**Tarefas do exercício**:
1: Na notícia sobre o esquema de branqueamento de capitais, quantas detenções foram realizadas em Espanha?
2: Traduza para inglês a seguinte frase da notícia sobre o esquema de branqueamento de capitais: "As autoridades apuraram que, através deste esquema, foram movimentados cerca de 30 milhões de euros, dos quais 2,5 milhões correspondem a prejuízos causados a vítimas já identificadas, a maioria residentes no espaço europeu."
3: Continue a notícia sobre o esquema de branqueamento de capitais a partir da última frase apresentada.

**Texto de leitura**:
————————

A Polícia Judiciária (PJ) deteve 15 pessoas em território nacional suspeitas da prática dos crimes de associação criminosa, burla qualificada, burla informática e branqueamento de capitais, no âmbito de uma investigação que identificou um esquema que terá movimentado ilegalmente cerca de 30 milhões de euros.
Em comunicado, a PJ explica que a investigação incidiu sobre uma organização criminosa de caráter transnacional, gerida a partir do estrangeiro e alegadamente controlada por cidadãos angolanos e brasileiros.
De acordo com a autoridade, o grupo recorria ao sistema bancário nacional e internacional para movimentar sucessivas contas bancárias, disponibilizando aquilo que descreve como um verdadeiro “serviço de branqueamento” a outras estruturas criminosas.
Segundo a investigação, mediante o pagamento de uma taxa que podia atingir até 50% do montante a branquear, a organização criava cadeias sucessivas de contas bancárias domiciliadas em vários países e tituladas por diferentes pessoas, assegurando o retorno aparentemente “limpo” dos proveitos ilícitos.
As autoridades apuraram que, através deste esquema, foram movimentados cerca de 30 milhões de euros, dos quais 2,5 milhões correspondem a prejuízos causados a vítimas já identificadas, a maioria residentes no espaço europeu.
Além das 15 detenções efetuadas em Portugal, foram ainda realizadas duas detenções em Espanha e uma em França, no cumprimento de mandados de detenção europeus.

————————

**Material do exercício**:
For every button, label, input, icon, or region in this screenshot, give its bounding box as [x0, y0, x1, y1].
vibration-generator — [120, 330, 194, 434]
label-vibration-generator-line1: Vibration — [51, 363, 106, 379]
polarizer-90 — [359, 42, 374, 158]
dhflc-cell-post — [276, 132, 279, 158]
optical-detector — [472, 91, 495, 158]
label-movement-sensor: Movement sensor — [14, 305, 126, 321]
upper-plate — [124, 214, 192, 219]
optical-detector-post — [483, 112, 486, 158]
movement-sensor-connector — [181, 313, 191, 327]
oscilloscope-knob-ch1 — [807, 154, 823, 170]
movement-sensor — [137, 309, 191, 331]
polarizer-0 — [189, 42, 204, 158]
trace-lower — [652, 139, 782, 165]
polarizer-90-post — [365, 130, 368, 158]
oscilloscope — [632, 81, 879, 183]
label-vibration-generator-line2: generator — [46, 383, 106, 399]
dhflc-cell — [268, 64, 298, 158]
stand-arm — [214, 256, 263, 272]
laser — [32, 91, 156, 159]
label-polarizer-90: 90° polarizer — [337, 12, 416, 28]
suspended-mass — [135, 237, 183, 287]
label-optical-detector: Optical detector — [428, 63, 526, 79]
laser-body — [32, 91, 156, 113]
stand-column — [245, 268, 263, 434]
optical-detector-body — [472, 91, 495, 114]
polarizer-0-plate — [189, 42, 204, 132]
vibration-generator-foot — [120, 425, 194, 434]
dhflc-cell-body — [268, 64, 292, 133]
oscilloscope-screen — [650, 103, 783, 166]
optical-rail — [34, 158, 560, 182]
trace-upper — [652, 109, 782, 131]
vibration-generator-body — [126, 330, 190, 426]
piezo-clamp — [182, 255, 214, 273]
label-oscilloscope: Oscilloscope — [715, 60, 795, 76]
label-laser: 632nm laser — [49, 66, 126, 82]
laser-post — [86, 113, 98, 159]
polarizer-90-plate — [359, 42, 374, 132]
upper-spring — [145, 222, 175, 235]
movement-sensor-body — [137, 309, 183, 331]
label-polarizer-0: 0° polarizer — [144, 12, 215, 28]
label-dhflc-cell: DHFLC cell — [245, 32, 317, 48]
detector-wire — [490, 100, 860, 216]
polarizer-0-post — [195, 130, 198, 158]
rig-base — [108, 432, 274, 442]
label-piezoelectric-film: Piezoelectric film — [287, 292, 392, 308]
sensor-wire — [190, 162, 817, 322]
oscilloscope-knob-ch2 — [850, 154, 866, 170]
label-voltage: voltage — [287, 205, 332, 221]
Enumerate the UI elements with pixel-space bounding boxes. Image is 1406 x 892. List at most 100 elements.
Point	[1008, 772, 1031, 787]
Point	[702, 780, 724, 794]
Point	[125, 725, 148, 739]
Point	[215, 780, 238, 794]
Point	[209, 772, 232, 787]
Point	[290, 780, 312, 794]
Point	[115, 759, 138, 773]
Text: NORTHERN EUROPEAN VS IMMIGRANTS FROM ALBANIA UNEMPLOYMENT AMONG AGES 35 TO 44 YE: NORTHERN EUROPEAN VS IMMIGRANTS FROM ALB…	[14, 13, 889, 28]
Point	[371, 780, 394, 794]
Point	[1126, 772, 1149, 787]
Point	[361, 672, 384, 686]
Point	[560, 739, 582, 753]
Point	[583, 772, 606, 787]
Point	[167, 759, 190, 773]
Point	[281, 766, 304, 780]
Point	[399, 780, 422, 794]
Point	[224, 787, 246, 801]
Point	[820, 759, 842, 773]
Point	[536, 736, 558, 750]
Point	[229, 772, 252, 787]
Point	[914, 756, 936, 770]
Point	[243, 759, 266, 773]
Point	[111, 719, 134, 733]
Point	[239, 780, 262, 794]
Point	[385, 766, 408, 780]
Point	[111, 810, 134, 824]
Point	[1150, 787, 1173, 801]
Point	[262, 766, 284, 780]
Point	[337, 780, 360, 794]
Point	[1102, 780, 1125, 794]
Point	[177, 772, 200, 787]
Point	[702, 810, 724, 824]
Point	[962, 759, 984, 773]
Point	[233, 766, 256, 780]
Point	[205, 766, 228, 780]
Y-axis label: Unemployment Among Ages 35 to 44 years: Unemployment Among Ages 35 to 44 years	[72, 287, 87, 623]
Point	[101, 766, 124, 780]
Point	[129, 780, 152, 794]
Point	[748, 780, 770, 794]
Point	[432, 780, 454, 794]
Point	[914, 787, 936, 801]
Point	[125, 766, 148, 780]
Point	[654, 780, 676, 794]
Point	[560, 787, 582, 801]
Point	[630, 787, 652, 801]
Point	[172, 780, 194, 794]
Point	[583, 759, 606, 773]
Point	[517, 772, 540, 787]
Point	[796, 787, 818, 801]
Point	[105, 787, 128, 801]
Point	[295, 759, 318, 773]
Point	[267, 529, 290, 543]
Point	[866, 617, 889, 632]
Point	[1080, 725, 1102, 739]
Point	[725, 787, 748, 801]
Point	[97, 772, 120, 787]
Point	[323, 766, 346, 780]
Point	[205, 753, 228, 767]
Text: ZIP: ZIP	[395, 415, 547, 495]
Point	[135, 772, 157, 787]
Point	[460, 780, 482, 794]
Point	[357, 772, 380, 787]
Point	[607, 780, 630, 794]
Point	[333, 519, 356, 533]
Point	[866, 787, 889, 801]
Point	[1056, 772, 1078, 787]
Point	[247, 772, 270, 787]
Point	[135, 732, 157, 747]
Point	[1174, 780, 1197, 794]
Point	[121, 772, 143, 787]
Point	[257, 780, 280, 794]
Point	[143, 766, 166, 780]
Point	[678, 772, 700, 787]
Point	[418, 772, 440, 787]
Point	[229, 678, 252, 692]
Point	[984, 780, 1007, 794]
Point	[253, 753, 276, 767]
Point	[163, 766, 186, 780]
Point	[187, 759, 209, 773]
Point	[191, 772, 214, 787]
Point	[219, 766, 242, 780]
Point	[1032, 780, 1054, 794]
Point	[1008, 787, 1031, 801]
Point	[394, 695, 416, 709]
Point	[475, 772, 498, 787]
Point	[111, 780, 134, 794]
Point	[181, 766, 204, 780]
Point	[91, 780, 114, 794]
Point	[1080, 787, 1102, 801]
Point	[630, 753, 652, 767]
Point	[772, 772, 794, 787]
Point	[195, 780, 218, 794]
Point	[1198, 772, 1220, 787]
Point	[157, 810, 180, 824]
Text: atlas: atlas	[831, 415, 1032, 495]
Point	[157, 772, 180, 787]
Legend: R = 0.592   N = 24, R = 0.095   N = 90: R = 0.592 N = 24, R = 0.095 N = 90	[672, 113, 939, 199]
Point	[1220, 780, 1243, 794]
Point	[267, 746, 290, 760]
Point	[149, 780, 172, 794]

————————

**Resultados por tarefa**:
1: Duas.

2: The authorities determined that, through this scheme, around 30 million euros were moved, of which 2.5 million correspond to losses caused to victims already identified, most of them residing in the European area.

3:
No âmbito da operação, denominada “Almocreve”, a PJ realizou 41 buscas domiciliárias e não domiciliárias nos municípios do Porto, Castelo de Paiva, Leiria, Entroncamento, Loures, Odivelas, Seixal, Barreiro e Montijo.
Durante as diligências foram apreendidas duas viaturas de alta gama, cerca de 220 mil euros em numerário, documentação relacionada com a investigação, material informático, cartões bancários e cartões de telecomunicações, além de diversas contas bancárias associadas ao esquema.
A operação envolveu mais de 200 inspetores da PJ e contou com a colaboração da Europol. As diligências foram acompanhadas por magistrados do Departamento de Investigação e Ação Penal (DIAP) Regional do Porto, entidade responsável pela titularidade do inquérito.
Os detidos serão agora presentes ao Tribunal de Instrução Criminal do Porto para primeiro interrogatório judicial e eventual aplicação das medidas de coação consideradas adequadas.